(Problem description) Pull out each line of the records holding the string "Потужність".

(Data items)
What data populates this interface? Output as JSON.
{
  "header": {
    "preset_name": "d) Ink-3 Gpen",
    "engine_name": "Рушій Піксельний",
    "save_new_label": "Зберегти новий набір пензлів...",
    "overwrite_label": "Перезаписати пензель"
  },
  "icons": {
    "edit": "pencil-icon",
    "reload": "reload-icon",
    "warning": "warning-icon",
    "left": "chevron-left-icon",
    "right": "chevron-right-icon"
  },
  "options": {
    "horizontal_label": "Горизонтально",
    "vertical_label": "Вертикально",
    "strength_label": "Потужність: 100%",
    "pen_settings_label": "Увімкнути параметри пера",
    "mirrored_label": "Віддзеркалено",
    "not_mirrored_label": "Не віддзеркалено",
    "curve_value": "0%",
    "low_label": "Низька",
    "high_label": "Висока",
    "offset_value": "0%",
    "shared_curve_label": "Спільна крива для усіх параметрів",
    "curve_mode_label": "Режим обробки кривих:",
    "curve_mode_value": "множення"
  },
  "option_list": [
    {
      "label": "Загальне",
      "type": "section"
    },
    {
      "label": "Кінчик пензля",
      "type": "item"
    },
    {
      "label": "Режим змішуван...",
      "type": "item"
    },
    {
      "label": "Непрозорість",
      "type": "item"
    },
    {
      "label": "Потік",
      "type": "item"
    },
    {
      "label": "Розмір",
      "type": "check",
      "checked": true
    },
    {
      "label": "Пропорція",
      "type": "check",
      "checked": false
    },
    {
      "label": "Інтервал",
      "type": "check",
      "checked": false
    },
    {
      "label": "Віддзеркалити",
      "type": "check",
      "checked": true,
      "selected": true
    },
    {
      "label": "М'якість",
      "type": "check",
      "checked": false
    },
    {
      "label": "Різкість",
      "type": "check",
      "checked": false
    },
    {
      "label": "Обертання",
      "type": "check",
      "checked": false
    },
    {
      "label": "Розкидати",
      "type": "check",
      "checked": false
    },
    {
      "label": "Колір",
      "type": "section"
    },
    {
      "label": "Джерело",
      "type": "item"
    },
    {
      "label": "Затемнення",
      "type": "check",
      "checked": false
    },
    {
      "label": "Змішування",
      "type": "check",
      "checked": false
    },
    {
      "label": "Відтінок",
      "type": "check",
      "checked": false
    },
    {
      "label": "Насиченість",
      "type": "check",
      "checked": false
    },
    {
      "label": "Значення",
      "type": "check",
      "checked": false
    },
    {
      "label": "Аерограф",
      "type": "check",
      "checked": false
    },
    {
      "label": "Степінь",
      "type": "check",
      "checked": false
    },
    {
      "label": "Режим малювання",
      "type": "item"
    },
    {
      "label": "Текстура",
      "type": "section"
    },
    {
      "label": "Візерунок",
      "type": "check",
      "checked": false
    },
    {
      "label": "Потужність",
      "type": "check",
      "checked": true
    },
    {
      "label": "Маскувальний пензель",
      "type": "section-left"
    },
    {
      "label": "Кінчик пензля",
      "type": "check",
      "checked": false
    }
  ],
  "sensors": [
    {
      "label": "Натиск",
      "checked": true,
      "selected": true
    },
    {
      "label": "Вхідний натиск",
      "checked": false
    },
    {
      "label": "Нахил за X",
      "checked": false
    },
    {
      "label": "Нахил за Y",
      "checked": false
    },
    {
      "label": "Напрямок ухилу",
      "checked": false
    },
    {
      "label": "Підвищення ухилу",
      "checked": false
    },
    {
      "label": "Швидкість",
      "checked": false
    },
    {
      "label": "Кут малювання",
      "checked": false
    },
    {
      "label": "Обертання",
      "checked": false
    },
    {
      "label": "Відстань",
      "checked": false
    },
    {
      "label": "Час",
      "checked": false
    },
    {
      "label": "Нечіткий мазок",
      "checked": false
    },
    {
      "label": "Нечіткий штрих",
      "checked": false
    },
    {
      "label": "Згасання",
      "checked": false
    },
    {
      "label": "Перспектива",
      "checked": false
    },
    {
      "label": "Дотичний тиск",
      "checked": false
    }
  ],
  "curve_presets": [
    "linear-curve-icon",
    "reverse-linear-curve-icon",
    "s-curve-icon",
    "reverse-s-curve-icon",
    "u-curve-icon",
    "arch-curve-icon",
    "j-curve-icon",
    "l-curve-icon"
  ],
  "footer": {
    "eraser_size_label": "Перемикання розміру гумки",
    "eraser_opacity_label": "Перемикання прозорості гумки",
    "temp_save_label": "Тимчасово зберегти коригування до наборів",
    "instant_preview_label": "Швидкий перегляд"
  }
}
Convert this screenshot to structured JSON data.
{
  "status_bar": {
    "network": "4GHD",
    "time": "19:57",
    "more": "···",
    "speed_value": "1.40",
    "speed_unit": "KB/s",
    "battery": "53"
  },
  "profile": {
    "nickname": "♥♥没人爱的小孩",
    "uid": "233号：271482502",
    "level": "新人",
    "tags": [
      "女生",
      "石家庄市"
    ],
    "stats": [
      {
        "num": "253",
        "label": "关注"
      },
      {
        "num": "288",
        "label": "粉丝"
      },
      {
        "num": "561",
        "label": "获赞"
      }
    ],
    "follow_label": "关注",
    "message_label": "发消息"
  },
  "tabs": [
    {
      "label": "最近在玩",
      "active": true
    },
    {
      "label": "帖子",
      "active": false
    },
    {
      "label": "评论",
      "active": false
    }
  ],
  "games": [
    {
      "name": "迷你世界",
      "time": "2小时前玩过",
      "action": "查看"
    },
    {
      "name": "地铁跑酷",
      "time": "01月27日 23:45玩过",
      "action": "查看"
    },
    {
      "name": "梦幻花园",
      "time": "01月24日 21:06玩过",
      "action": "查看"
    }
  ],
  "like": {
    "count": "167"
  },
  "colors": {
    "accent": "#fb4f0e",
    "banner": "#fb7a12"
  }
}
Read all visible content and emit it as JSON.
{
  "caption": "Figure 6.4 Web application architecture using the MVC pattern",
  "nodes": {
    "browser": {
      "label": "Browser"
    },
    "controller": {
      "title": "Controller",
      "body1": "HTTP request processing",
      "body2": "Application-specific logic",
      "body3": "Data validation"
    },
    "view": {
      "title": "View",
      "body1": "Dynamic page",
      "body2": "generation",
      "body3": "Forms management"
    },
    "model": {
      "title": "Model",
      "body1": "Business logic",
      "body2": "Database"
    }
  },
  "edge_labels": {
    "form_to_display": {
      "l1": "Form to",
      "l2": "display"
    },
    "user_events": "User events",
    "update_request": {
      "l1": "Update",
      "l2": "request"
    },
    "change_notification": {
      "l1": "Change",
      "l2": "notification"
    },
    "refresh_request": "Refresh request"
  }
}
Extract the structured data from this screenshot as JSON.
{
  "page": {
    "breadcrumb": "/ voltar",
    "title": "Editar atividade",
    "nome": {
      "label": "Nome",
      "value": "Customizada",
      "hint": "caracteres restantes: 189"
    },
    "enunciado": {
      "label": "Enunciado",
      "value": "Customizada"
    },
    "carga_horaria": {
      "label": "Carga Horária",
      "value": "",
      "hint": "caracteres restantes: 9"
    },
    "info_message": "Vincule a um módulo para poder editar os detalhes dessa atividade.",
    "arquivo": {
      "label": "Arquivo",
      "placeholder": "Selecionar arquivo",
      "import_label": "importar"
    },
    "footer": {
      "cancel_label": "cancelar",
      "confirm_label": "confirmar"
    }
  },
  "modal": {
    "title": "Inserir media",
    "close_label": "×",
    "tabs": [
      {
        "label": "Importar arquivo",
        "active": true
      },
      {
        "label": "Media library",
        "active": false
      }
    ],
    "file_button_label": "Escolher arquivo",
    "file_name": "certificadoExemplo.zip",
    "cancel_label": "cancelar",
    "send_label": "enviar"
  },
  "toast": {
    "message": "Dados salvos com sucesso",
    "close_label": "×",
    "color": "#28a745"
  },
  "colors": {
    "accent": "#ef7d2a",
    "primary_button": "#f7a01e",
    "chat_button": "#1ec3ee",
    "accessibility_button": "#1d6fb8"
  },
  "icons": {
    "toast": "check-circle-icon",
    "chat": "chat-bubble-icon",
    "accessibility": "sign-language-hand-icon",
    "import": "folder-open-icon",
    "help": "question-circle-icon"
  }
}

(Answer to this task)
    "strength_label": "Потужність: 100%",
      "label": "Потужність",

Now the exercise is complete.